Set task:
Copy every line that mentions the word "JSON".
[start]
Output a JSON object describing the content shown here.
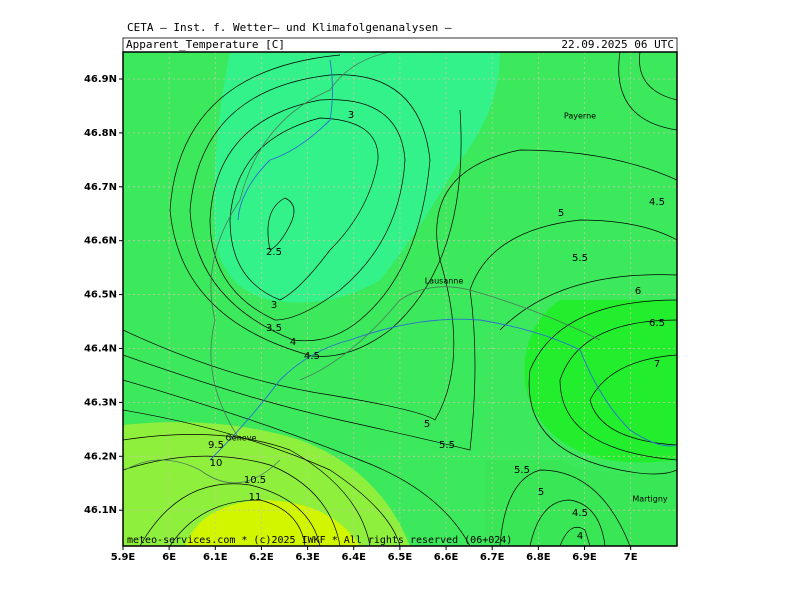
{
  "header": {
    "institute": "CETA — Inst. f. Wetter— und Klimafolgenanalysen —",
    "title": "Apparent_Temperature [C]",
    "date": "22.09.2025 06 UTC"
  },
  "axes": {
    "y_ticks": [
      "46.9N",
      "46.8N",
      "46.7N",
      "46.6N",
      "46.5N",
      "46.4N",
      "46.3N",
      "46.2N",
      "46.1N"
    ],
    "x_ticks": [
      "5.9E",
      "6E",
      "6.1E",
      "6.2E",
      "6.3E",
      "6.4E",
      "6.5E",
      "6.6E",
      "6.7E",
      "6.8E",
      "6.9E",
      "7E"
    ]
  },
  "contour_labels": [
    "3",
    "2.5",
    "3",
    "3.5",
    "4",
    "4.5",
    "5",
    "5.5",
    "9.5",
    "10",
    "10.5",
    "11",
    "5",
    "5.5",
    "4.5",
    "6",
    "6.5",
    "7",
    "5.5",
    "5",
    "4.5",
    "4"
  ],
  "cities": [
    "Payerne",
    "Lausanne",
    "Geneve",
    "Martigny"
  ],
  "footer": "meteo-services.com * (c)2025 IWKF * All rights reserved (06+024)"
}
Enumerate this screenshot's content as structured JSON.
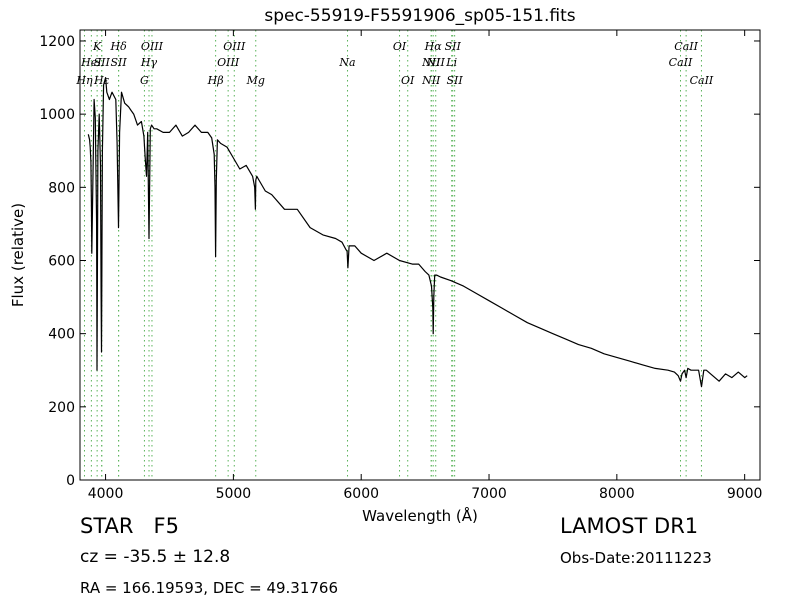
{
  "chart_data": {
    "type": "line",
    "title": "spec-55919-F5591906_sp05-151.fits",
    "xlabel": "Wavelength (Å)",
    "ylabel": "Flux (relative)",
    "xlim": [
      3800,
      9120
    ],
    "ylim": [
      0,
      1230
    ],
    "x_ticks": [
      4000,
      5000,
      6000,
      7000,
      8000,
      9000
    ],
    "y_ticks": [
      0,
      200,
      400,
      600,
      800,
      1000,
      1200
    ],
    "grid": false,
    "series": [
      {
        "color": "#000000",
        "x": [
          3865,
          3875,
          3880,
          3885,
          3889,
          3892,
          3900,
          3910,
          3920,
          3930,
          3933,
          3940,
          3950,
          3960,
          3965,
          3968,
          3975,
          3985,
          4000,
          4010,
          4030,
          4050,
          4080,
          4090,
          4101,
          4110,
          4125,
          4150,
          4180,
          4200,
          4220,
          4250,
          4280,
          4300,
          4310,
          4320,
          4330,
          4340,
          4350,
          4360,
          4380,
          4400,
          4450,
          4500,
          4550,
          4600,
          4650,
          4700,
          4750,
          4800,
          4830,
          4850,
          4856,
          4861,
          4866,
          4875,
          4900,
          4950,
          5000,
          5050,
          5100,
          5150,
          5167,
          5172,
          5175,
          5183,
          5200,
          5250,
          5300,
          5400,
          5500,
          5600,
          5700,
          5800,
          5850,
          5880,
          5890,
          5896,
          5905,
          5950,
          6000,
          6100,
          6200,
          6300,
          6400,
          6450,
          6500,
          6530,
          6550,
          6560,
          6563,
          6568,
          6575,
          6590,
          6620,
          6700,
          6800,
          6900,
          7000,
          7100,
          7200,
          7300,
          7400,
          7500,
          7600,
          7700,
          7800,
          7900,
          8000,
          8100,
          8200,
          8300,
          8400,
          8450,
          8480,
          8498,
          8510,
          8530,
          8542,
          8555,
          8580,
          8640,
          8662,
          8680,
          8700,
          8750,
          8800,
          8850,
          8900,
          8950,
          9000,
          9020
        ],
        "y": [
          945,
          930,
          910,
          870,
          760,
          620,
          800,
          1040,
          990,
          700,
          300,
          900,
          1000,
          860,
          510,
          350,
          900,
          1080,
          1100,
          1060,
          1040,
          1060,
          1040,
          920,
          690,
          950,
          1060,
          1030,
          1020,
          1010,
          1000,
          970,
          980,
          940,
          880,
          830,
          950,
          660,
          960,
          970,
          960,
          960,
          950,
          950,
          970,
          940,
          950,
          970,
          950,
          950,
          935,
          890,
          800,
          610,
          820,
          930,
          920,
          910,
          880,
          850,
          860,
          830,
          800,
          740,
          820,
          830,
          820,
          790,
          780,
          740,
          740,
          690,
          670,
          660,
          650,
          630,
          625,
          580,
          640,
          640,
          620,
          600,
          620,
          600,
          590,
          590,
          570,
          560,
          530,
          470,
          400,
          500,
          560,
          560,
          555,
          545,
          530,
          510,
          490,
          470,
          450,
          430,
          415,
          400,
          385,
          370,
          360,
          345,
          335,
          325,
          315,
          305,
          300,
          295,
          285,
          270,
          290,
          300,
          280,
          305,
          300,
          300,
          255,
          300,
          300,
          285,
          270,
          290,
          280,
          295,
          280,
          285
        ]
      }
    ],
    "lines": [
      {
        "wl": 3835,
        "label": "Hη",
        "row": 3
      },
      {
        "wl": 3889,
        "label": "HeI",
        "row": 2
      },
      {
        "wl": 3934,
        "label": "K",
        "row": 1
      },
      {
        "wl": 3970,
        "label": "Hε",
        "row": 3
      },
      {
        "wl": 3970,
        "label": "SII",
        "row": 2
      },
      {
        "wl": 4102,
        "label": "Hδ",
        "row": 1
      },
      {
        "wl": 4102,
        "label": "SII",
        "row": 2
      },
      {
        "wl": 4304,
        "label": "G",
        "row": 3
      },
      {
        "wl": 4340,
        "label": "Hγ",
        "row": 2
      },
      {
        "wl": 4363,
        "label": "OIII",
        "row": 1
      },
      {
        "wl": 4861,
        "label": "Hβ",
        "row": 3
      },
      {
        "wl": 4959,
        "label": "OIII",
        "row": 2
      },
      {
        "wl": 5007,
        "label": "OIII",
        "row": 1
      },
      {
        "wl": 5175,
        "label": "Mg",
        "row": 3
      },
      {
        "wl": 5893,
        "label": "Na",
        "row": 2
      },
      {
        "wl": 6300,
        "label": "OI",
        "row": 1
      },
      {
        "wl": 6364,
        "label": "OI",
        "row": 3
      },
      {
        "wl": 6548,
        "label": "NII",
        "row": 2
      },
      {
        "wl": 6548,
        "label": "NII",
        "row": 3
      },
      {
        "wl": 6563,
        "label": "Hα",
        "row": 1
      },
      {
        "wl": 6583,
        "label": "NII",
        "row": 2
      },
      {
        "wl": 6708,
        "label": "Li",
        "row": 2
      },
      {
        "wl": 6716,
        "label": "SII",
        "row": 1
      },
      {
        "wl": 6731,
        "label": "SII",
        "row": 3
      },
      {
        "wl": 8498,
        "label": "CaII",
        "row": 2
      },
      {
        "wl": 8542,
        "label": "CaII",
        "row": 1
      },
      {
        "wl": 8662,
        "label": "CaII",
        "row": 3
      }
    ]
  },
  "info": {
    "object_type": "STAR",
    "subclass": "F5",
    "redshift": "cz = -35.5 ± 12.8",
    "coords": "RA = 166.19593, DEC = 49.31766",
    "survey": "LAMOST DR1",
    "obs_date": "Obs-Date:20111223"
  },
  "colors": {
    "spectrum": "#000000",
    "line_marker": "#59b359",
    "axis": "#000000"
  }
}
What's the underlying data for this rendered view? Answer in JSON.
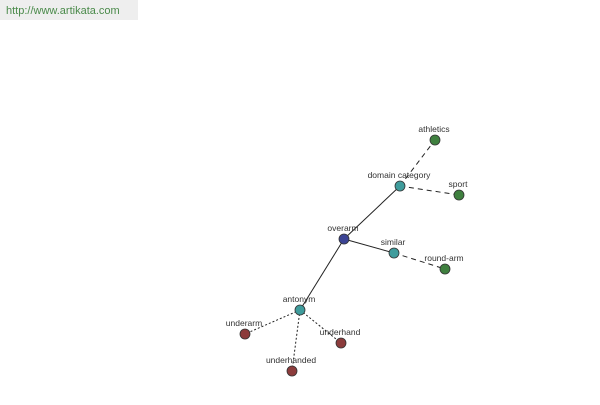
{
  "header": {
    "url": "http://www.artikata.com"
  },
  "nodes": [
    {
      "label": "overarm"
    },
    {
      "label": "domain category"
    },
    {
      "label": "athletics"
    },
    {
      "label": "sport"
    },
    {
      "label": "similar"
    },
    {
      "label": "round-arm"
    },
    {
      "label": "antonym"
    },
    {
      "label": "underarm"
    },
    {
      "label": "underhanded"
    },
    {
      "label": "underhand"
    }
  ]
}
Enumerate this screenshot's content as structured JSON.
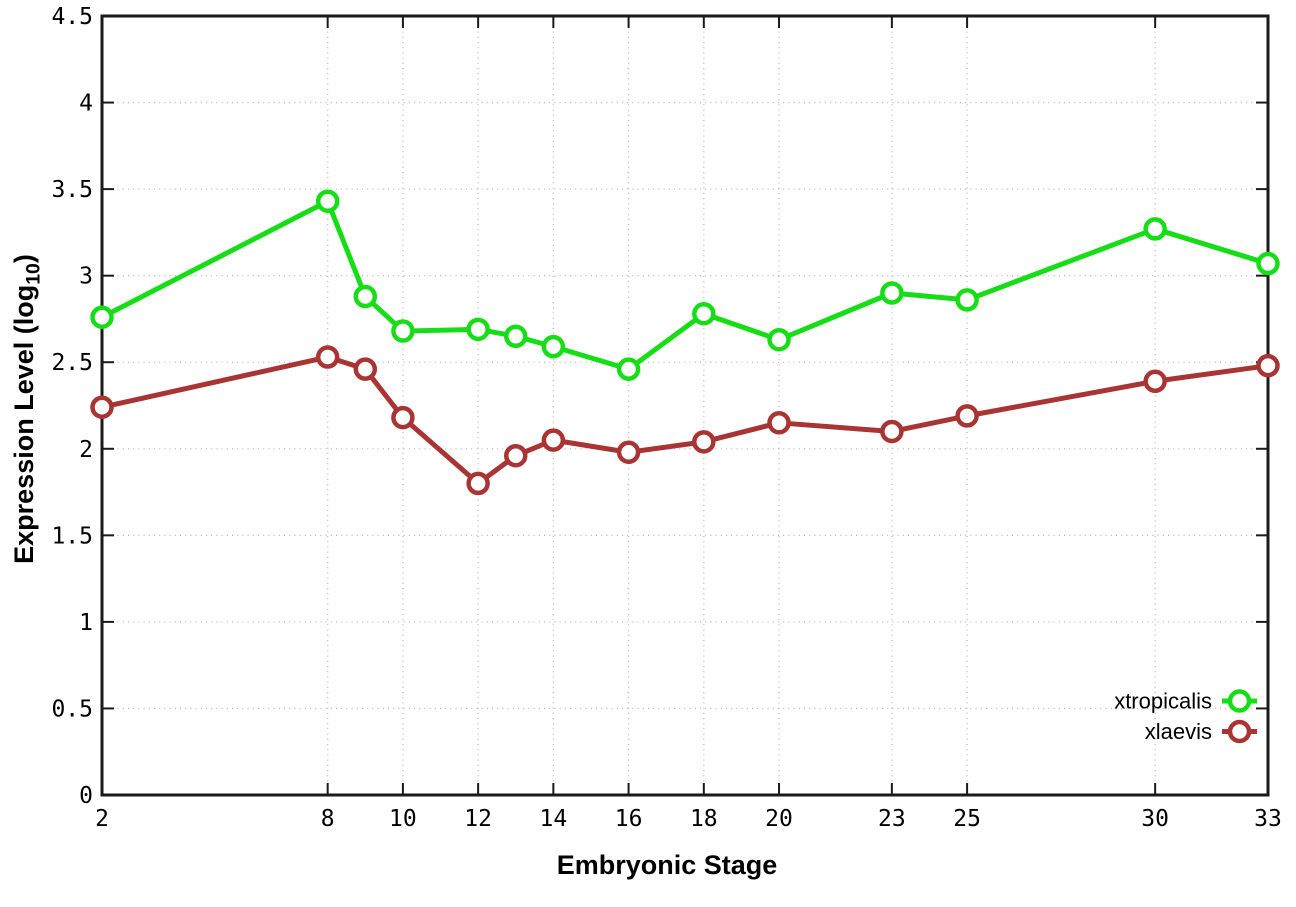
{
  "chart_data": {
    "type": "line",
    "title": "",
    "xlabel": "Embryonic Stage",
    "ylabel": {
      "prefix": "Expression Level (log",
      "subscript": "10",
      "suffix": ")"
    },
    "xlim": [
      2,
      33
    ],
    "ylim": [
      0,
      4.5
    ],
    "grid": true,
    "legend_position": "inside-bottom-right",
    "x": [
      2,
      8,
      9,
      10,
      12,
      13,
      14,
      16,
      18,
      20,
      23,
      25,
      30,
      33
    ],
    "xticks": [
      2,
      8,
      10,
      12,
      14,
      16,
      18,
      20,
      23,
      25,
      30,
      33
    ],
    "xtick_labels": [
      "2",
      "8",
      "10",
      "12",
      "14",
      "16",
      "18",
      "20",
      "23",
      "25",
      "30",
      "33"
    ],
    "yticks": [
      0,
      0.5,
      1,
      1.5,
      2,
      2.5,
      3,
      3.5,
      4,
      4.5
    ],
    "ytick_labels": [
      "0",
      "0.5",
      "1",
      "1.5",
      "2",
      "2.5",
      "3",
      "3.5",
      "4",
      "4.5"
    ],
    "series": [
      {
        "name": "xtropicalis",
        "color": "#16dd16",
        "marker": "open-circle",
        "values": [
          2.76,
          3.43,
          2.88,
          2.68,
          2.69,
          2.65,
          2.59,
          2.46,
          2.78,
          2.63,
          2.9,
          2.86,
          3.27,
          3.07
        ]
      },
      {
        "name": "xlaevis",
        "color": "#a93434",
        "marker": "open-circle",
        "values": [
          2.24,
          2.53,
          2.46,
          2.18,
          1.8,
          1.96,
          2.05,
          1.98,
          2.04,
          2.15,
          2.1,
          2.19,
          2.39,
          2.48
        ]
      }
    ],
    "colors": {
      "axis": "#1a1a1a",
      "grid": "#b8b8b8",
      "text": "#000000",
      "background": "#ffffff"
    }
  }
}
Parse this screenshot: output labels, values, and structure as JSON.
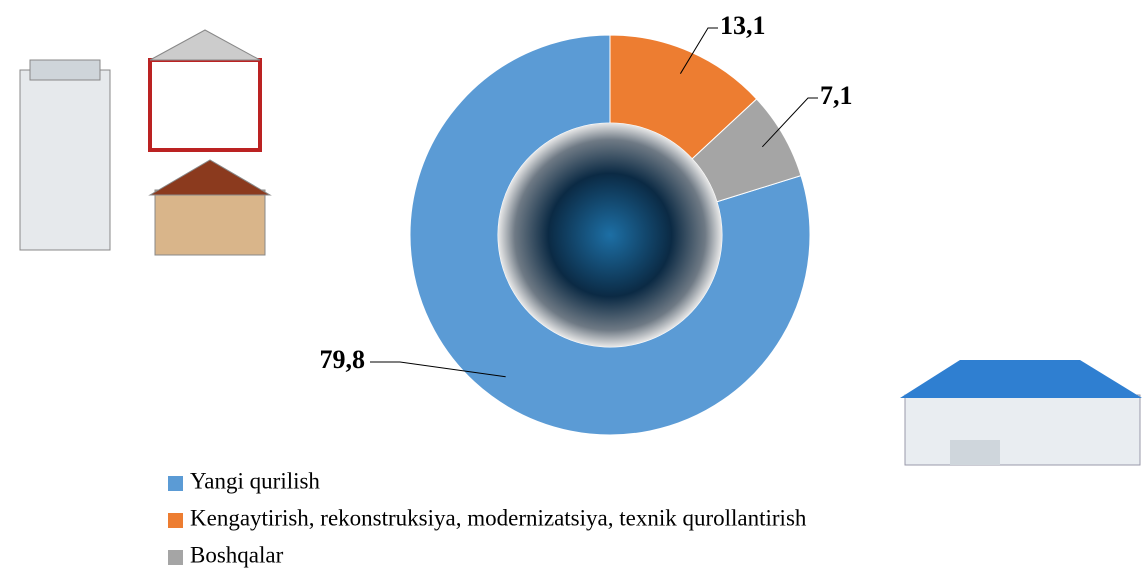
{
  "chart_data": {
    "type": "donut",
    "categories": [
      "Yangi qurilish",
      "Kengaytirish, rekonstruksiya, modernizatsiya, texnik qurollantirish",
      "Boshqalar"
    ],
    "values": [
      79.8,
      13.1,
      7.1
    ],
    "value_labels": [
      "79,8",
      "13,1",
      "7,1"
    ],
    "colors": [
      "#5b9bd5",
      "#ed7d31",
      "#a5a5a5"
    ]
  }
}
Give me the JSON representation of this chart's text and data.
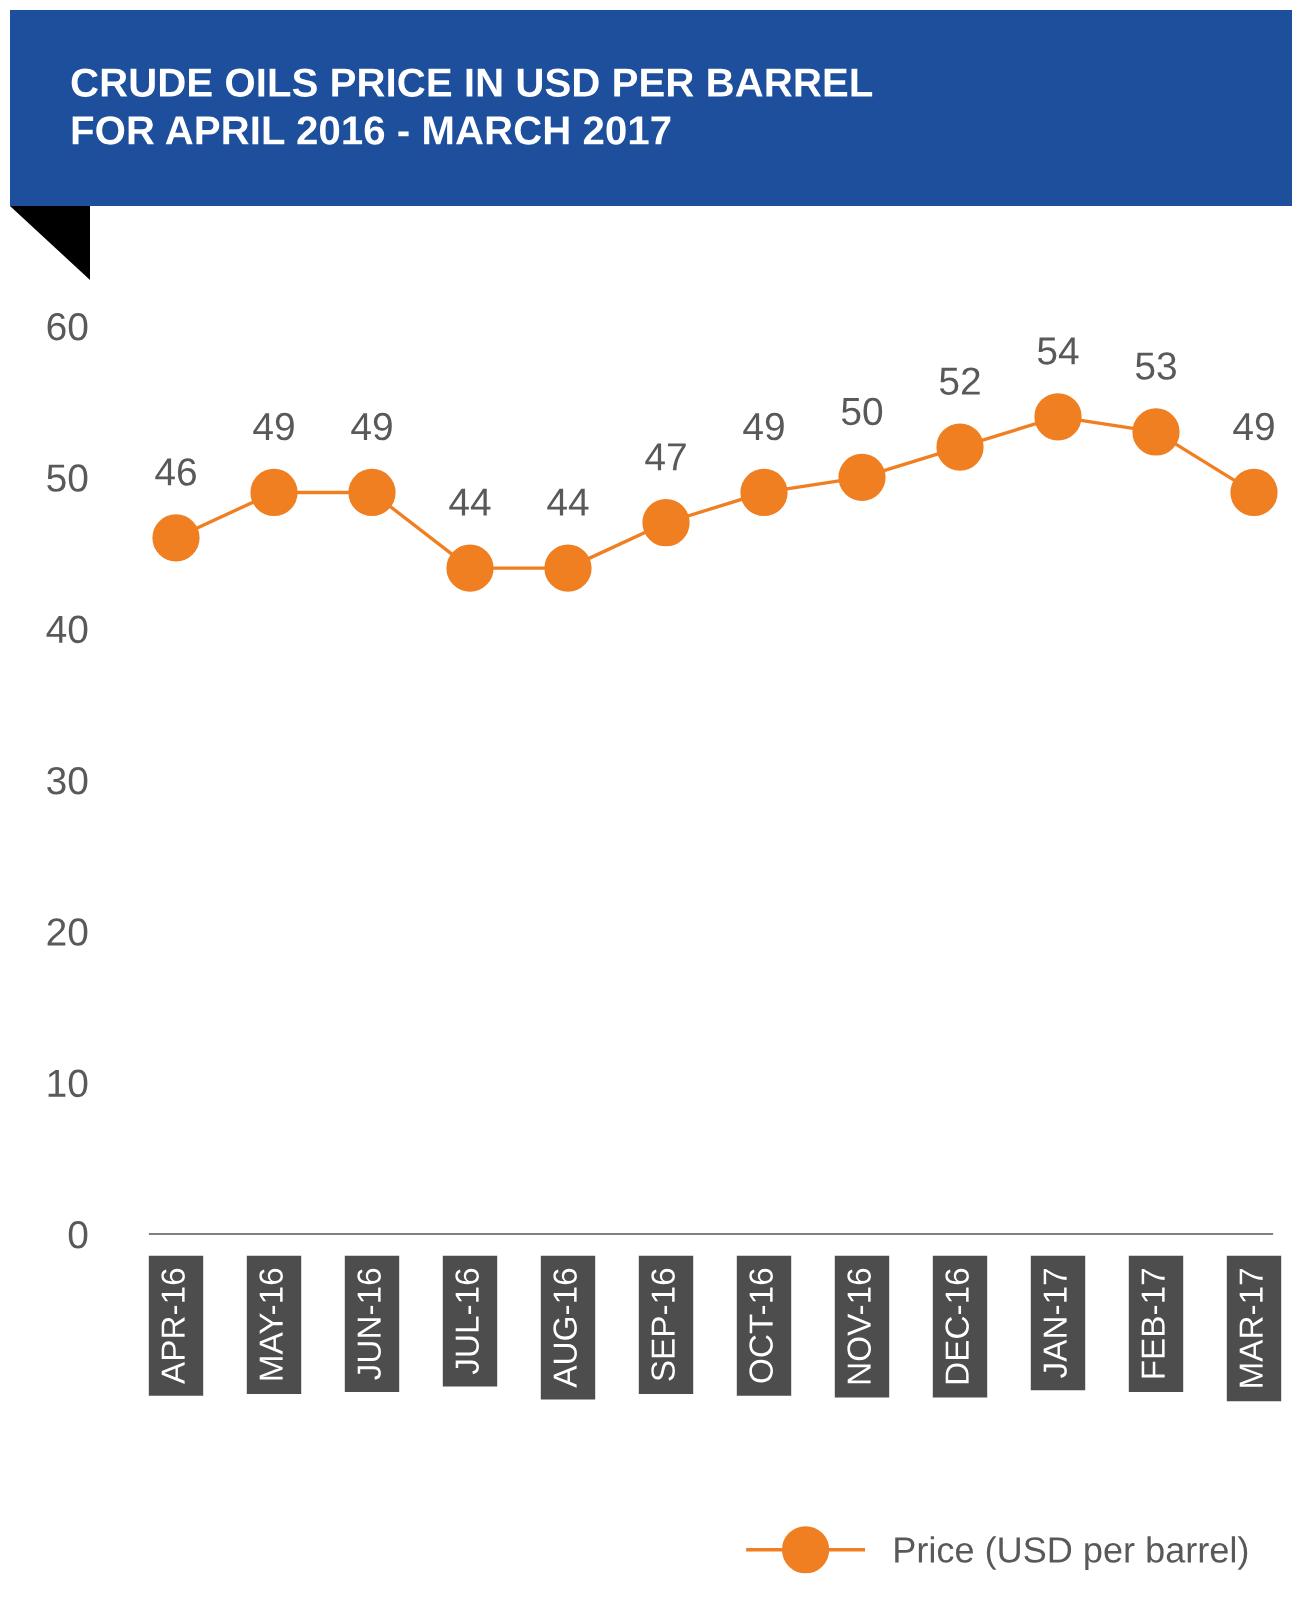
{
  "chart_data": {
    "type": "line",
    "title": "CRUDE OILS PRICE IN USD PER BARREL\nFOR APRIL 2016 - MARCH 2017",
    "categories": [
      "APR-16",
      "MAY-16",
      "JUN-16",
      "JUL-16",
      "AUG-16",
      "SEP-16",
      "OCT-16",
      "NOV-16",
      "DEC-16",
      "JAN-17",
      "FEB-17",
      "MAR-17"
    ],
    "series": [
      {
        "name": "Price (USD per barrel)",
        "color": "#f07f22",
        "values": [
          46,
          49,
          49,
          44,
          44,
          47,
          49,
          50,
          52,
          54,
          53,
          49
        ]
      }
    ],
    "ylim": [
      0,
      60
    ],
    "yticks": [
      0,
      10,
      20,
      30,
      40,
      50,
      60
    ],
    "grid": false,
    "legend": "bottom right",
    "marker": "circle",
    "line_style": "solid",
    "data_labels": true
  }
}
[end]
Task output:
Output a JSON object describing the content shown here.
Enumerate this screenshot's content as structured JSON.
What's the underlying data for this rendered view? Answer in JSON.
Enumerate this screenshot's content as structured JSON.
Parse this screenshot: output labels, values, and structure as JSON.
Give me the JSON representation of this chart's text and data.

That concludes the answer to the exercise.